REQUIREMENTS. Transcribe the lines below verbatim, skipping the images.

Extracted records.
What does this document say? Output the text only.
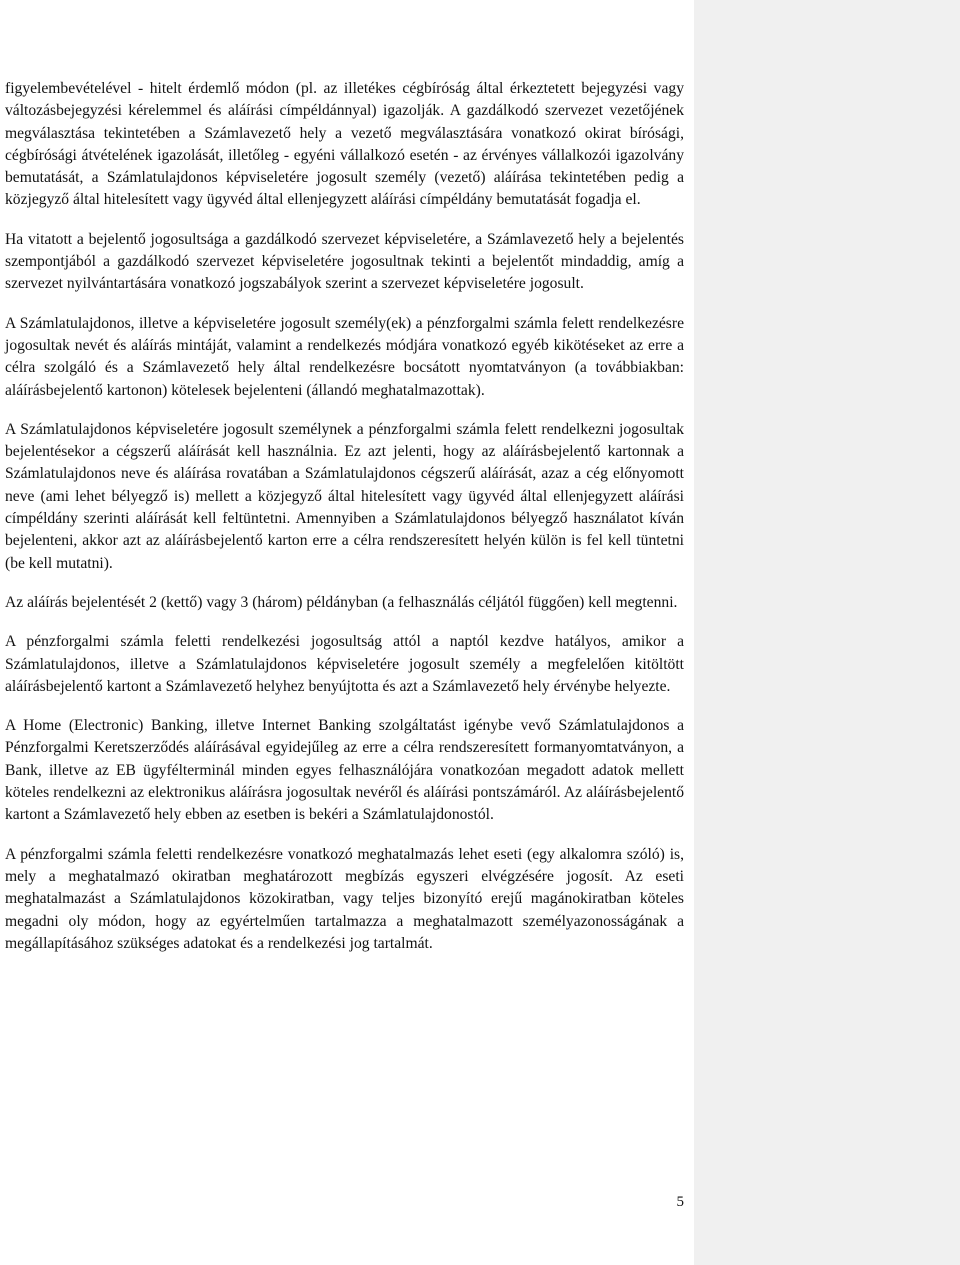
figyelembevételével - hitelt érdemlő módon (pl. az illetékes cégbíróság által érkeztetett bejegyzési vagy változásbejegyzési kérelemmel és aláírási címpéldánnyal) igazolják. A gazdálkodó szervezet vezetőjének megválasztása tekintetében a Számlavezető hely a vezető megválasztására vonatkozó okirat bírósági, cégbírósági átvételének igazolását, illetőleg - egyéni vállalkozó esetén - az érvényes vállalkozói igazolvány bemutatását, a Számlatulajdonos képviseletére jogosult személy (vezető) aláírása tekintetében pedig a közjegyző által hitelesített vagy ügyvéd által ellenjegyzett aláírási címpéldány bemutatását fogadja el.

Ha vitatott a bejelentő jogosultsága a gazdálkodó szervezet képviseletére, a Számlavezető hely a bejelentés szempontjából a gazdálkodó szervezet képviseletére jogosultnak tekinti a bejelentőt mindaddig, amíg a szervezet nyilvántartására vonatkozó jogszabályok szerint a szervezet képviseletére jogosult.

A Számlatulajdonos, illetve a képviseletére jogosult személy(ek) a pénzforgalmi számla felett rendelkezésre jogosultak nevét és aláírás mintáját, valamint a rendelkezés módjára vonatkozó egyéb kikötéseket az erre a célra szolgáló és a Számlavezető hely által rendelkezésre bocsátott nyomtatványon (a továbbiakban: aláírásbejelentő kartonon) kötelesek bejelenteni (állandó meghatalmazottak).

A Számlatulajdonos képviseletére jogosult személynek a pénzforgalmi számla felett rendelkezni jogosultak bejelentésekor a cégszerű aláírását kell használnia. Ez azt jelenti, hogy az aláírásbejelentő kartonnak a Számlatulajdonos neve és aláírása rovatában a Számlatulajdonos cégszerű aláírását, azaz a cég előnyomott neve (ami lehet bélyegző is) mellett a közjegyző által hitelesített vagy ügyvéd által ellenjegyzett aláírási címpéldány szerinti aláírását kell feltüntetni. Amennyiben a Számlatulajdonos bélyegző használatot kíván bejelenteni, akkor azt az aláírásbejelentő karton erre a célra rendszeresített helyén külön is fel kell tüntetni (be kell mutatni).

Az aláírás bejelentését 2 (kettő) vagy 3 (három) példányban (a felhasználás céljától függően) kell megtenni.

A pénzforgalmi számla feletti rendelkezési jogosultság attól a naptól kezdve hatályos, amikor a Számlatulajdonos, illetve a Számlatulajdonos képviseletére jogosult személy a megfelelően kitöltött aláírásbejelentő kartont a Számlavezető helyhez benyújtotta és azt a Számlavezető hely érvénybe helyezte.

A Home (Electronic) Banking, illetve Internet Banking szolgáltatást igénybe vevő Számlatulajdonos a Pénzforgalmi Keretszerződés aláírásával egyidejűleg az erre a célra rendszeresített formanyomtatványon, a Bank, illetve az EB ügyfélterminál minden egyes felhasználójára vonatkozóan megadott adatok mellett köteles rendelkezni az elektronikus aláírásra jogosultak nevéről és aláírási pontszámáról. Az aláírásbejelentő kartont a Számlavezető hely ebben az esetben is bekéri a Számlatulajdonostól.

A pénzforgalmi számla feletti rendelkezésre vonatkozó meghatalmazás lehet eseti (egy alkalomra szóló) is, mely a meghatalmazó okiratban meghatározott megbízás egyszeri elvégzésére jogosít. Az eseti meghatalmazást a Számlatulajdonos közokiratban, vagy teljes bizonyító erejű magánokiratban köteles megadni oly módon, hogy az egyértelműen tartalmazza a meghatalmazott személyazonosságának a megállapításához szükséges adatokat és a rendelkezési jog tartalmát.

5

RESULT.
What does this document say? Output the text only.
figyelembevételével - hitelt érdemlő módon (pl. az illetékes cégbíróság által érkeztetett bejegyzési vagy változásbejegyzési kérelemmel és aláírási címpéldánnyal) igazolják. A gazdálkodó szervezet vezetőjének megválasztása tekintetében a Számlavezető hely a vezető megválasztására vonatkozó okirat bírósági, cégbírósági átvételének igazolását, illetőleg - egyéni vállalkozó esetén - az érvényes vállalkozói igazolvány bemutatását, a Számlatulajdonos képviseletére jogosult személy (vezető) aláírása tekintetében pedig a közjegyző által hitelesített vagy ügyvéd által ellenjegyzett aláírási címpéldány bemutatását fogadja el.

Ha vitatott a bejelentő jogosultsága a gazdálkodó szervezet képviseletére, a Számlavezető hely a bejelentés szempontjából a gazdálkodó szervezet képviseletére jogosultnak tekinti a bejelentőt mindaddig, amíg a szervezet nyilvántartására vonatkozó jogszabályok szerint a szervezet képviseletére jogosult.

A Számlatulajdonos, illetve a képviseletére jogosult személy(ek) a pénzforgalmi számla felett rendelkezésre jogosultak nevét és aláírás mintáját, valamint a rendelkezés módjára vonatkozó egyéb kikötéseket az erre a célra szolgáló és a Számlavezető hely által rendelkezésre bocsátott nyomtatványon (a továbbiakban: aláírásbejelentő kartonon) kötelesek bejelenteni (állandó meghatalmazottak).

A Számlatulajdonos képviseletére jogosult személynek a pénzforgalmi számla felett rendelkezni jogosultak bejelentésekor a cégszerű aláírását kell használnia. Ez azt jelenti, hogy az aláírásbejelentő kartonnak a Számlatulajdonos neve és aláírása rovatában a Számlatulajdonos cégszerű aláírását, azaz a cég előnyomott neve (ami lehet bélyegző is) mellett a közjegyző által hitelesített vagy ügyvéd által ellenjegyzett aláírási címpéldány szerinti aláírását kell feltüntetni. Amennyiben a Számlatulajdonos bélyegző használatot kíván bejelenteni, akkor azt az aláírásbejelentő karton erre a célra rendszeresített helyén külön is fel kell tüntetni (be kell mutatni).

Az aláírás bejelentését 2 (kettő) vagy 3 (három) példányban (a felhasználás céljától függően) kell megtenni.

A pénzforgalmi számla feletti rendelkezési jogosultság attól a naptól kezdve hatályos, amikor a Számlatulajdonos, illetve a Számlatulajdonos képviseletére jogosult személy a megfelelően kitöltött aláírásbejelentő kartont a Számlavezető helyhez benyújtotta és azt a Számlavezető hely érvénybe helyezte.

A Home (Electronic) Banking, illetve Internet Banking szolgáltatást igénybe vevő Számlatulajdonos a Pénzforgalmi Keretszerződés aláírásával egyidejűleg az erre a célra rendszeresített formanyomtatványon, a Bank, illetve az EB ügyfélterminál minden egyes felhasználójára vonatkozóan megadott adatok mellett köteles rendelkezni az elektronikus aláírásra jogosultak nevéről és aláírási pontszámáról. Az aláírásbejelentő kartont a Számlavezető hely ebben az esetben is bekéri a Számlatulajdonostól.

A pénzforgalmi számla feletti rendelkezésre vonatkozó meghatalmazás lehet eseti (egy alkalomra szóló) is, mely a meghatalmazó okiratban meghatározott megbízás egyszeri elvégzésére jogosít. Az eseti meghatalmazást a Számlatulajdonos közokiratban, vagy teljes bizonyító erejű magánokiratban köteles megadni oly módon, hogy az egyértelműen tartalmazza a meghatalmazott személyazonosságának a megállapításához szükséges adatokat és a rendelkezési jog tartalmát.

5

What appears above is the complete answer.